EXCERPTED RECORDS:
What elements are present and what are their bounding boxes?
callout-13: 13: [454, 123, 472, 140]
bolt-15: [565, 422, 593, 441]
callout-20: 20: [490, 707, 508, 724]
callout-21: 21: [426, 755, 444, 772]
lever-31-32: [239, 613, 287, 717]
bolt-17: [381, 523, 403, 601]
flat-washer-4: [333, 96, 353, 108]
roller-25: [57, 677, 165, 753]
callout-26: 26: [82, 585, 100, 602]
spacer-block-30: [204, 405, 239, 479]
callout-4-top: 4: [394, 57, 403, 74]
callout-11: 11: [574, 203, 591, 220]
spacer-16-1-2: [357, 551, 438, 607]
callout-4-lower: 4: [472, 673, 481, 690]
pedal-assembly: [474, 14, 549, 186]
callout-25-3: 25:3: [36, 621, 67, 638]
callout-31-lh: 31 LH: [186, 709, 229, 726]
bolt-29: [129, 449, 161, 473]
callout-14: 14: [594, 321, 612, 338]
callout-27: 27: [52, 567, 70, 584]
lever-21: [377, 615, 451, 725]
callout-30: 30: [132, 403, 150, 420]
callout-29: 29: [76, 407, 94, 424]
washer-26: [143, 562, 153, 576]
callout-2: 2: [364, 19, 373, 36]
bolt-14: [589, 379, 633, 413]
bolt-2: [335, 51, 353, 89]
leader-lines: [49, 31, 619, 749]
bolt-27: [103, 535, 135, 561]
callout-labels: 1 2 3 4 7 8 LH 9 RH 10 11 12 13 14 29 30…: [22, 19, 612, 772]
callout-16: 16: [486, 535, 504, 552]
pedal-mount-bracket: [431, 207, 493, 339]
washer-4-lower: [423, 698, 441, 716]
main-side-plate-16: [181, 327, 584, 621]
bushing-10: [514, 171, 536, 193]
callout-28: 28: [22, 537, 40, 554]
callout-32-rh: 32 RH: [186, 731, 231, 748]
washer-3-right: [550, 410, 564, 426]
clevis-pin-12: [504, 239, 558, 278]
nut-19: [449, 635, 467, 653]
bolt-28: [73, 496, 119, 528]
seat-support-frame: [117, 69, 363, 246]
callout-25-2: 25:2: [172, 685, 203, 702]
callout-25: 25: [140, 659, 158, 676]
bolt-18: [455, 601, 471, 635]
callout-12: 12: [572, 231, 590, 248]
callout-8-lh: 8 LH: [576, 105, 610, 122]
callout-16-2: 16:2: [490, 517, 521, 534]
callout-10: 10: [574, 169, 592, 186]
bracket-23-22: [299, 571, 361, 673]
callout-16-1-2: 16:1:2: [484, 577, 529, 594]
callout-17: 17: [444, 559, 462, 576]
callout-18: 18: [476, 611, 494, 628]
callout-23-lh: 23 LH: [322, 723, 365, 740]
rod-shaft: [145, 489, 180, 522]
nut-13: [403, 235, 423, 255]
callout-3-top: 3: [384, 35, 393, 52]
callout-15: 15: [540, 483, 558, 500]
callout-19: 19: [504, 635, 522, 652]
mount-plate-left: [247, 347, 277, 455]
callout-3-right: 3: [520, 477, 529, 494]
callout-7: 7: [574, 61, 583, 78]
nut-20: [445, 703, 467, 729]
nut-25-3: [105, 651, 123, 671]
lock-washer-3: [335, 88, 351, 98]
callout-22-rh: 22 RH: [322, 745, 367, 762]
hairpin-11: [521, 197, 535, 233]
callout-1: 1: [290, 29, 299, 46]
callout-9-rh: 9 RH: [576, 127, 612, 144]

WHAT THE EXERCISE ASKS: Copy all of the data above, line by line, without changing any character.

PROBLEM SOLUTION:
What elements are present and what are their bounding boxes?
callout-13: 13: [454, 123, 472, 140]
bolt-15: [565, 422, 593, 441]
callout-20: 20: [490, 707, 508, 724]
callout-21: 21: [426, 755, 444, 772]
lever-31-32: [239, 613, 287, 717]
bolt-17: [381, 523, 403, 601]
flat-washer-4: [333, 96, 353, 108]
roller-25: [57, 677, 165, 753]
callout-26: 26: [82, 585, 100, 602]
spacer-block-30: [204, 405, 239, 479]
callout-4-top: 4: [394, 57, 403, 74]
callout-11: 11: [574, 203, 591, 220]
spacer-16-1-2: [357, 551, 438, 607]
callout-4-lower: 4: [472, 673, 481, 690]
pedal-assembly: [474, 14, 549, 186]
callout-25-3: 25:3: [36, 621, 67, 638]
callout-31-lh: 31 LH: [186, 709, 229, 726]
bolt-29: [129, 449, 161, 473]
callout-14: 14: [594, 321, 612, 338]
callout-27: 27: [52, 567, 70, 584]
lever-21: [377, 615, 451, 725]
callout-30: 30: [132, 403, 150, 420]
callout-29: 29: [76, 407, 94, 424]
washer-26: [143, 562, 153, 576]
callout-2: 2: [364, 19, 373, 36]
bolt-14: [589, 379, 633, 413]
bolt-2: [335, 51, 353, 89]
leader-lines: [49, 31, 619, 749]
bolt-27: [103, 535, 135, 561]
callout-labels: 1 2 3 4 7 8 LH 9 RH 10 11 12 13 14 29 30…: [22, 19, 612, 772]
callout-16: 16: [486, 535, 504, 552]
pedal-mount-bracket: [431, 207, 493, 339]
washer-4-lower: [423, 698, 441, 716]
main-side-plate-16: [181, 327, 584, 621]
bushing-10: [514, 171, 536, 193]
callout-28: 28: [22, 537, 40, 554]
callout-32-rh: 32 RH: [186, 731, 231, 748]
washer-3-right: [550, 410, 564, 426]
clevis-pin-12: [504, 239, 558, 278]
nut-19: [449, 635, 467, 653]
bolt-28: [73, 496, 119, 528]
seat-support-frame: [117, 69, 363, 246]
callout-25-2: 25:2: [172, 685, 203, 702]
callout-25: 25: [140, 659, 158, 676]
bolt-18: [455, 601, 471, 635]
callout-12: 12: [572, 231, 590, 248]
callout-8-lh: 8 LH: [576, 105, 610, 122]
callout-16-2: 16:2: [490, 517, 521, 534]
callout-10: 10: [574, 169, 592, 186]
bracket-23-22: [299, 571, 361, 673]
callout-16-1-2: 16:1:2: [484, 577, 529, 594]
callout-17: 17: [444, 559, 462, 576]
callout-18: 18: [476, 611, 494, 628]
callout-23-lh: 23 LH: [322, 723, 365, 740]
rod-shaft: [145, 489, 180, 522]
nut-13: [403, 235, 423, 255]
callout-3-top: 3: [384, 35, 393, 52]
callout-15: 15: [540, 483, 558, 500]
callout-19: 19: [504, 635, 522, 652]
mount-plate-left: [247, 347, 277, 455]
callout-3-right: 3: [520, 477, 529, 494]
callout-7: 7: [574, 61, 583, 78]
nut-20: [445, 703, 467, 729]
nut-25-3: [105, 651, 123, 671]
lock-washer-3: [335, 88, 351, 98]
callout-22-rh: 22 RH: [322, 745, 367, 762]
hairpin-11: [521, 197, 535, 233]
callout-1: 1: [290, 29, 299, 46]
callout-9-rh: 9 RH: [576, 127, 612, 144]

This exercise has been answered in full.